Print out the entries below with no edits.

Excerpts from a figure dataset:
++++++++++

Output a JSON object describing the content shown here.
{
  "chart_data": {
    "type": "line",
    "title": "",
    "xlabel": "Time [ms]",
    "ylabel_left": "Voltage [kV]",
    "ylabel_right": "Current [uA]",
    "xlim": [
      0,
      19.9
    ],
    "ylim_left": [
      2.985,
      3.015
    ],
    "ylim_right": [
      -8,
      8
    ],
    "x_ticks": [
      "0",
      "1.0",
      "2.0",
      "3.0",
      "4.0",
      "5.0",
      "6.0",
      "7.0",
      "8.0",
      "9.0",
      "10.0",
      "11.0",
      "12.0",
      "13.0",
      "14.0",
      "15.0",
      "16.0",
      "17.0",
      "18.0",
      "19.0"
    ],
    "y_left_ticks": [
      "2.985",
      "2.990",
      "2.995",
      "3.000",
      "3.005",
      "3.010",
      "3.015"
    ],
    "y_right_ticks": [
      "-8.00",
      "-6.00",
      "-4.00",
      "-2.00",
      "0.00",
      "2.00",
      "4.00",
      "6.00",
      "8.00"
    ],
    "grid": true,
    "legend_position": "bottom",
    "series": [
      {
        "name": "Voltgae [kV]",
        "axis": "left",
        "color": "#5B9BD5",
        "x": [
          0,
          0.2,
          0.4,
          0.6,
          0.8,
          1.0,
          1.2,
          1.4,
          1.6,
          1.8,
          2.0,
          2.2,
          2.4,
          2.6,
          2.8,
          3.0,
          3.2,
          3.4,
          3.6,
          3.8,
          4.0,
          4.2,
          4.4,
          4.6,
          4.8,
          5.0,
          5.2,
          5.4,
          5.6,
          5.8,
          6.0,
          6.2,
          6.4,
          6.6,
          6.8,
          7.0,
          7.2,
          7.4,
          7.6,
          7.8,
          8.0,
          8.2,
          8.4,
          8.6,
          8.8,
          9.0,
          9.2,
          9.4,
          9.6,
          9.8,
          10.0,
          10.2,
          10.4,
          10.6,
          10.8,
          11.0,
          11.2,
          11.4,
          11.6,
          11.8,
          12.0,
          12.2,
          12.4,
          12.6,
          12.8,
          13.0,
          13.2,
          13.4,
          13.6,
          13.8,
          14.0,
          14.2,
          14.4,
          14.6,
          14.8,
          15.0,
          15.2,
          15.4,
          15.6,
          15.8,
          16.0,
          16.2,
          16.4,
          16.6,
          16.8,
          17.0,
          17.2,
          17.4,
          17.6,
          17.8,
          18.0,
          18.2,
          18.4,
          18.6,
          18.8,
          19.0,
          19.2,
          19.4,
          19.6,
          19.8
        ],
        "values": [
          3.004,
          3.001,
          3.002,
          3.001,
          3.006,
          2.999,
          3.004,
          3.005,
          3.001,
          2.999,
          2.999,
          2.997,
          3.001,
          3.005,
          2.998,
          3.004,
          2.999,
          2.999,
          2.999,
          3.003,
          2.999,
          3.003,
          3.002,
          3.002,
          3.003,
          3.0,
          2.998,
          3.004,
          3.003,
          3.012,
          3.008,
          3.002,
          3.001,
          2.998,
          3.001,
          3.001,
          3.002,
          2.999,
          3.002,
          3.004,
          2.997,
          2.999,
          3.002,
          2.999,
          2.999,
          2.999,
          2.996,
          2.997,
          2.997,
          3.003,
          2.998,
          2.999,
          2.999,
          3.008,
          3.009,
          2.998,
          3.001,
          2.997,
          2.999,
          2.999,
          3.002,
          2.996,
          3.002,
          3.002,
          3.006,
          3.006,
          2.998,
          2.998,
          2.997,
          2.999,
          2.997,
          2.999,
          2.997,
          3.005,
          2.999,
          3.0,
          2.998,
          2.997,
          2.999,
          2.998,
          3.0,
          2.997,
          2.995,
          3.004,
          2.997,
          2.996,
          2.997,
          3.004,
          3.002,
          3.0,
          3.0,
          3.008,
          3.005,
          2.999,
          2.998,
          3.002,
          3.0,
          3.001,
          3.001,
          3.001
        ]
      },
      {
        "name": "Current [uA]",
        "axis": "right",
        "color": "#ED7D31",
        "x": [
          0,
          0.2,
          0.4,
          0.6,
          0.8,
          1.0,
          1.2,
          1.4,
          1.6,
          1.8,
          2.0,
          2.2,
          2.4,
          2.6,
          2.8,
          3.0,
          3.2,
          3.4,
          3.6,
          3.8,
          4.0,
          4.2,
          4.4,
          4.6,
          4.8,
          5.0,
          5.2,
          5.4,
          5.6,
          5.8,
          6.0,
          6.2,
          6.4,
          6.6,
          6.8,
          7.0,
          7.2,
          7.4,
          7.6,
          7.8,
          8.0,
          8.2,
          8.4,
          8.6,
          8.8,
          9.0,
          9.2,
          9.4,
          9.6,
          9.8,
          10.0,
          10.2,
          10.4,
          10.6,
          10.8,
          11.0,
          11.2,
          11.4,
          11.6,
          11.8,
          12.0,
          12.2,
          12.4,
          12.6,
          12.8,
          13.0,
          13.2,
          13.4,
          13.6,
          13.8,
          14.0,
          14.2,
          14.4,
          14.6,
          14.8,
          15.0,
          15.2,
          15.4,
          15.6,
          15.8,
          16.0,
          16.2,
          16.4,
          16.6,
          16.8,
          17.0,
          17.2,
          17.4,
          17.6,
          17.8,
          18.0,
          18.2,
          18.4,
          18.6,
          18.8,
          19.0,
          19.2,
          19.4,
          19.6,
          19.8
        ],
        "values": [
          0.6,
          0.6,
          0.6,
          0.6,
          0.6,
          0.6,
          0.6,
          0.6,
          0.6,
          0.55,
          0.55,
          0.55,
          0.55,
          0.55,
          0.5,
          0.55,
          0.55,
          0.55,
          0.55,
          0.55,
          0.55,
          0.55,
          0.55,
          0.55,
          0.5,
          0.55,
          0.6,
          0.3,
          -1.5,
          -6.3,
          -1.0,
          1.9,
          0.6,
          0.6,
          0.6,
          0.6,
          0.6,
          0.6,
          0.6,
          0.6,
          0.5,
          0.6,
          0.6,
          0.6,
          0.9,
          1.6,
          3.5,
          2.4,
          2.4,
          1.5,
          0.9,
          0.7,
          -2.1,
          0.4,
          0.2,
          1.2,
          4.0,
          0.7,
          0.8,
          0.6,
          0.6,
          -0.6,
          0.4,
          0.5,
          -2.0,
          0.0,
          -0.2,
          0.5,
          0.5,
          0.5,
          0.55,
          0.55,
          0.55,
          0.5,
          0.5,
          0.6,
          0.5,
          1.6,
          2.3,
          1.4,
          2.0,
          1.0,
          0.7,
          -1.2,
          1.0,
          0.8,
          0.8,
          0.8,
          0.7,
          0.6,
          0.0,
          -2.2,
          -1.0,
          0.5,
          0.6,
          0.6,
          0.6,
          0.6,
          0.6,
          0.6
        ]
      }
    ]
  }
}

++++++++++

Worked answer:
Output a JSON object describing the content shown here.
{
  "chart_data": {
    "type": "line",
    "title": "",
    "xlabel": "Time [ms]",
    "ylabel_left": "Voltage [kV]",
    "ylabel_right": "Current [uA]",
    "xlim": [
      0,
      19.9
    ],
    "ylim_left": [
      2.985,
      3.015
    ],
    "ylim_right": [
      -8,
      8
    ],
    "x_ticks": [
      "0",
      "1.0",
      "2.0",
      "3.0",
      "4.0",
      "5.0",
      "6.0",
      "7.0",
      "8.0",
      "9.0",
      "10.0",
      "11.0",
      "12.0",
      "13.0",
      "14.0",
      "15.0",
      "16.0",
      "17.0",
      "18.0",
      "19.0"
    ],
    "y_left_ticks": [
      "2.985",
      "2.990",
      "2.995",
      "3.000",
      "3.005",
      "3.010",
      "3.015"
    ],
    "y_right_ticks": [
      "-8.00",
      "-6.00",
      "-4.00",
      "-2.00",
      "0.00",
      "2.00",
      "4.00",
      "6.00",
      "8.00"
    ],
    "grid": true,
    "legend_position": "bottom",
    "series": [
      {
        "name": "Voltgae [kV]",
        "axis": "left",
        "color": "#5B9BD5",
        "x": [
          0,
          0.2,
          0.4,
          0.6,
          0.8,
          1.0,
          1.2,
          1.4,
          1.6,
          1.8,
          2.0,
          2.2,
          2.4,
          2.6,
          2.8,
          3.0,
          3.2,
          3.4,
          3.6,
          3.8,
          4.0,
          4.2,
          4.4,
          4.6,
          4.8,
          5.0,
          5.2,
          5.4,
          5.6,
          5.8,
          6.0,
          6.2,
          6.4,
          6.6,
          6.8,
          7.0,
          7.2,
          7.4,
          7.6,
          7.8,
          8.0,
          8.2,
          8.4,
          8.6,
          8.8,
          9.0,
          9.2,
          9.4,
          9.6,
          9.8,
          10.0,
          10.2,
          10.4,
          10.6,
          10.8,
          11.0,
          11.2,
          11.4,
          11.6,
          11.8,
          12.0,
          12.2,
          12.4,
          12.6,
          12.8,
          13.0,
          13.2,
          13.4,
          13.6,
          13.8,
          14.0,
          14.2,
          14.4,
          14.6,
          14.8,
          15.0,
          15.2,
          15.4,
          15.6,
          15.8,
          16.0,
          16.2,
          16.4,
          16.6,
          16.8,
          17.0,
          17.2,
          17.4,
          17.6,
          17.8,
          18.0,
          18.2,
          18.4,
          18.6,
          18.8,
          19.0,
          19.2,
          19.4,
          19.6,
          19.8
        ],
        "values": [
          3.004,
          3.001,
          3.002,
          3.001,
          3.006,
          2.999,
          3.004,
          3.005,
          3.001,
          2.999,
          2.999,
          2.997,
          3.001,
          3.005,
          2.998,
          3.004,
          2.999,
          2.999,
          2.999,
          3.003,
          2.999,
          3.003,
          3.002,
          3.002,
          3.003,
          3.0,
          2.998,
          3.004,
          3.003,
          3.012,
          3.008,
          3.002,
          3.001,
          2.998,
          3.001,
          3.001,
          3.002,
          2.999,
          3.002,
          3.004,
          2.997,
          2.999,
          3.002,
          2.999,
          2.999,
          2.999,
          2.996,
          2.997,
          2.997,
          3.003,
          2.998,
          2.999,
          2.999,
          3.008,
          3.009,
          2.998,
          3.001,
          2.997,
          2.999,
          2.999,
          3.002,
          2.996,
          3.002,
          3.002,
          3.006,
          3.006,
          2.998,
          2.998,
          2.997,
          2.999,
          2.997,
          2.999,
          2.997,
          3.005,
          2.999,
          3.0,
          2.998,
          2.997,
          2.999,
          2.998,
          3.0,
          2.997,
          2.995,
          3.004,
          2.997,
          2.996,
          2.997,
          3.004,
          3.002,
          3.0,
          3.0,
          3.008,
          3.005,
          2.999,
          2.998,
          3.002,
          3.0,
          3.001,
          3.001,
          3.001
        ]
      },
      {
        "name": "Current [uA]",
        "axis": "right",
        "color": "#ED7D31",
        "x": [
          0,
          0.2,
          0.4,
          0.6,
          0.8,
          1.0,
          1.2,
          1.4,
          1.6,
          1.8,
          2.0,
          2.2,
          2.4,
          2.6,
          2.8,
          3.0,
          3.2,
          3.4,
          3.6,
          3.8,
          4.0,
          4.2,
          4.4,
          4.6,
          4.8,
          5.0,
          5.2,
          5.4,
          5.6,
          5.8,
          6.0,
          6.2,
          6.4,
          6.6,
          6.8,
          7.0,
          7.2,
          7.4,
          7.6,
          7.8,
          8.0,
          8.2,
          8.4,
          8.6,
          8.8,
          9.0,
          9.2,
          9.4,
          9.6,
          9.8,
          10.0,
          10.2,
          10.4,
          10.6,
          10.8,
          11.0,
          11.2,
          11.4,
          11.6,
          11.8,
          12.0,
          12.2,
          12.4,
          12.6,
          12.8,
          13.0,
          13.2,
          13.4,
          13.6,
          13.8,
          14.0,
          14.2,
          14.4,
          14.6,
          14.8,
          15.0,
          15.2,
          15.4,
          15.6,
          15.8,
          16.0,
          16.2,
          16.4,
          16.6,
          16.8,
          17.0,
          17.2,
          17.4,
          17.6,
          17.8,
          18.0,
          18.2,
          18.4,
          18.6,
          18.8,
          19.0,
          19.2,
          19.4,
          19.6,
          19.8
        ],
        "values": [
          0.6,
          0.6,
          0.6,
          0.6,
          0.6,
          0.6,
          0.6,
          0.6,
          0.6,
          0.55,
          0.55,
          0.55,
          0.55,
          0.55,
          0.5,
          0.55,
          0.55,
          0.55,
          0.55,
          0.55,
          0.55,
          0.55,
          0.55,
          0.55,
          0.5,
          0.55,
          0.6,
          0.3,
          -1.5,
          -6.3,
          -1.0,
          1.9,
          0.6,
          0.6,
          0.6,
          0.6,
          0.6,
          0.6,
          0.6,
          0.6,
          0.5,
          0.6,
          0.6,
          0.6,
          0.9,
          1.6,
          3.5,
          2.4,
          2.4,
          1.5,
          0.9,
          0.7,
          -2.1,
          0.4,
          0.2,
          1.2,
          4.0,
          0.7,
          0.8,
          0.6,
          0.6,
          -0.6,
          0.4,
          0.5,
          -2.0,
          0.0,
          -0.2,
          0.5,
          0.5,
          0.5,
          0.55,
          0.55,
          0.55,
          0.5,
          0.5,
          0.6,
          0.5,
          1.6,
          2.3,
          1.4,
          2.0,
          1.0,
          0.7,
          -1.2,
          1.0,
          0.8,
          0.8,
          0.8,
          0.7,
          0.6,
          0.0,
          -2.2,
          -1.0,
          0.5,
          0.6,
          0.6,
          0.6,
          0.6,
          0.6,
          0.6
        ]
      }
    ]
  }
}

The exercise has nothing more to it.